▸ What you should do:
Each entry below should be written out exactly as it is, with no pictures.

▸ Task data:
::::::
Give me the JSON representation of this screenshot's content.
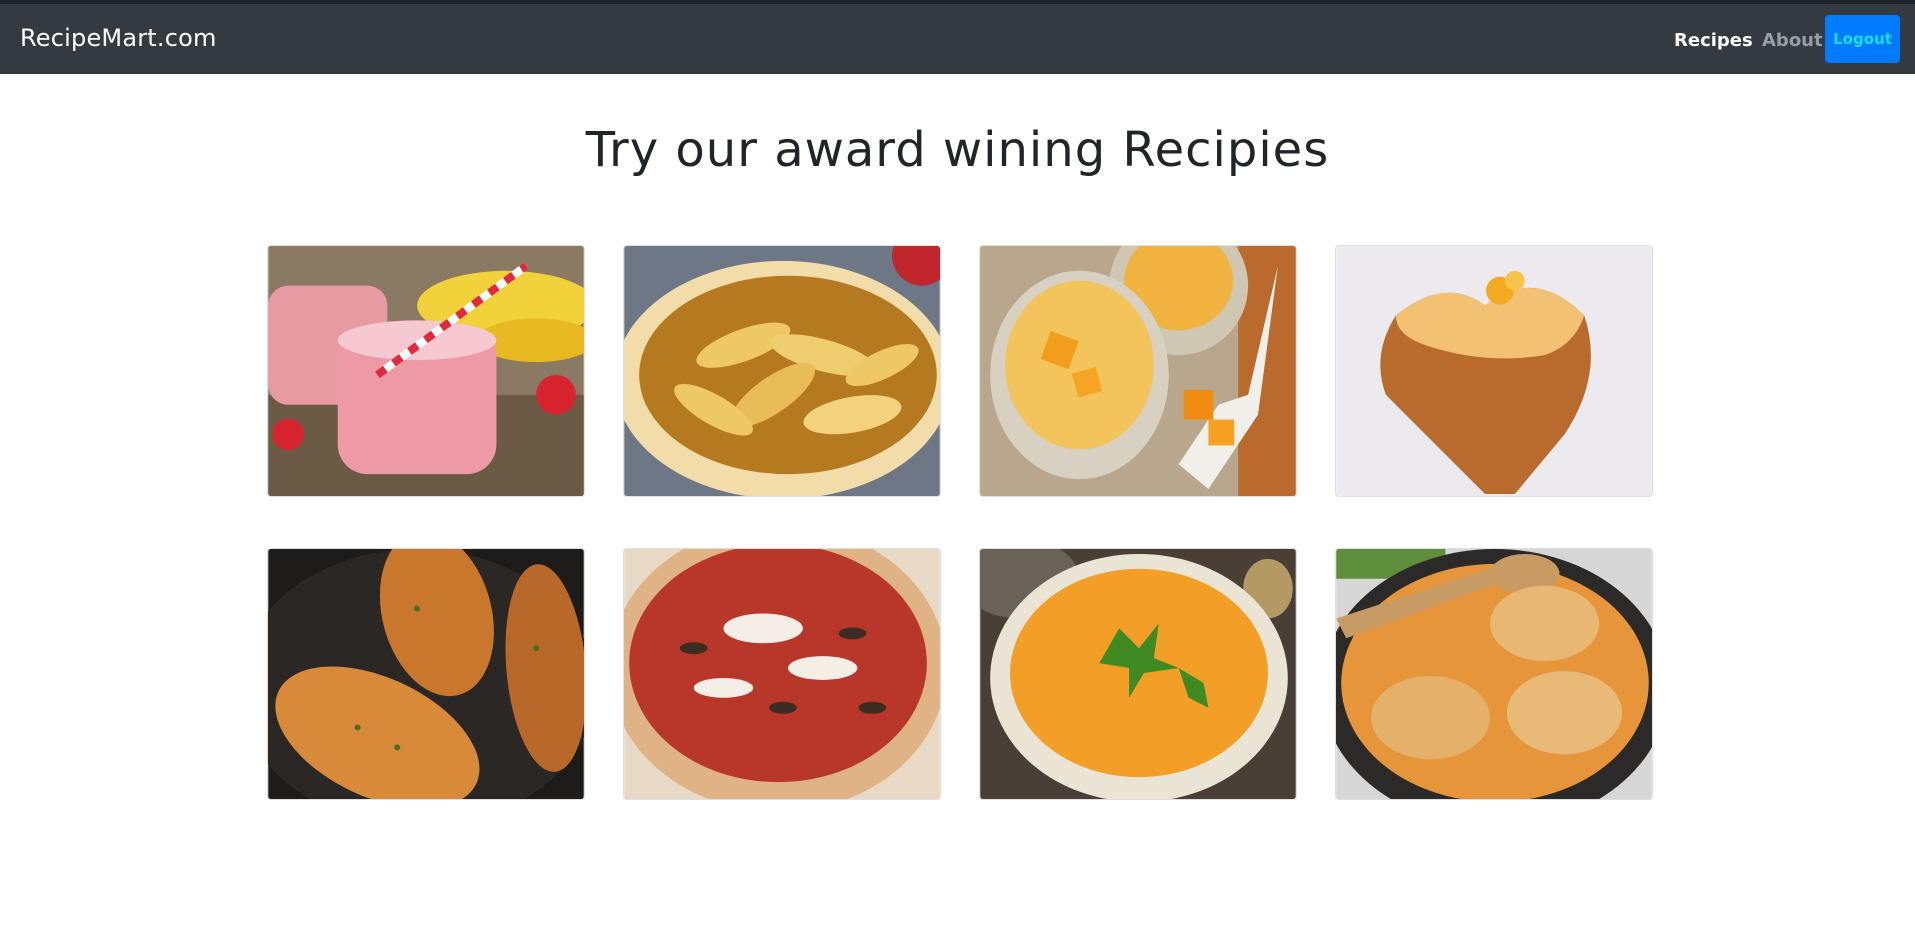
{
  "navbar": {
    "brand": "RecipeMart.com",
    "links": [
      "Recipes",
      "About"
    ],
    "logout_label": "Logout",
    "background": "#343a40",
    "logout_color": "#007bff"
  },
  "main": {
    "heading": "Try our award wining Recipies"
  },
  "recipes": [
    {
      "icon": "strawberry-smoothie-photo"
    },
    {
      "icon": "apple-pie-photo"
    },
    {
      "icon": "mango-dessert-photo"
    },
    {
      "icon": "heart-cake-photo"
    },
    {
      "icon": "grilled-chicken-photo"
    },
    {
      "icon": "pizza-photo"
    },
    {
      "icon": "pumpkin-soup-photo"
    },
    {
      "icon": "creamy-chicken-photo"
    }
  ]
}
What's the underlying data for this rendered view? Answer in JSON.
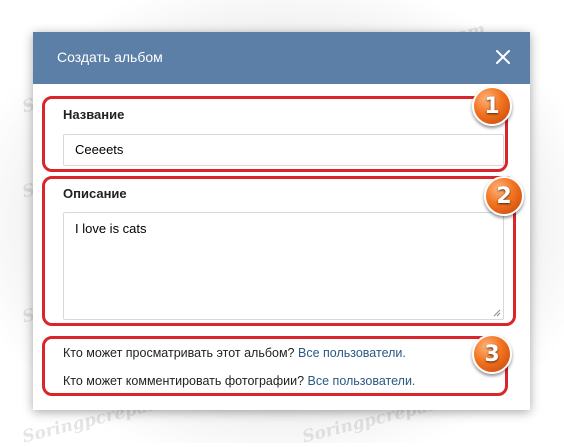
::::::
▸ Full output:
Give me the JSON representation of this screenshot's content.
{
  "navbar": {
    "brand": "RecipeMart.com",
    "links": [
      "Recipes",
      "About"
    ],
    "logout_label": "Logout",
    "background": "#343a40",
    "logout_color": "#007bff"
  },
  "main": {
    "heading": "Try our award wining Recipies"
  },
  "recipes": [
    {
      "icon": "strawberry-smoothie-photo"
    },
    {
      "icon": "apple-pie-photo"
    },
    {
      "icon": "mango-dessert-photo"
    },
    {
      "icon": "heart-cake-photo"
    },
    {
      "icon": "grilled-chicken-photo"
    },
    {
      "icon": "pizza-photo"
    },
    {
      "icon": "pumpkin-soup-photo"
    },
    {
      "icon": "creamy-chicken-photo"
    }
  ]
}
What's the underlying data for this rendered view? Answer in JSON.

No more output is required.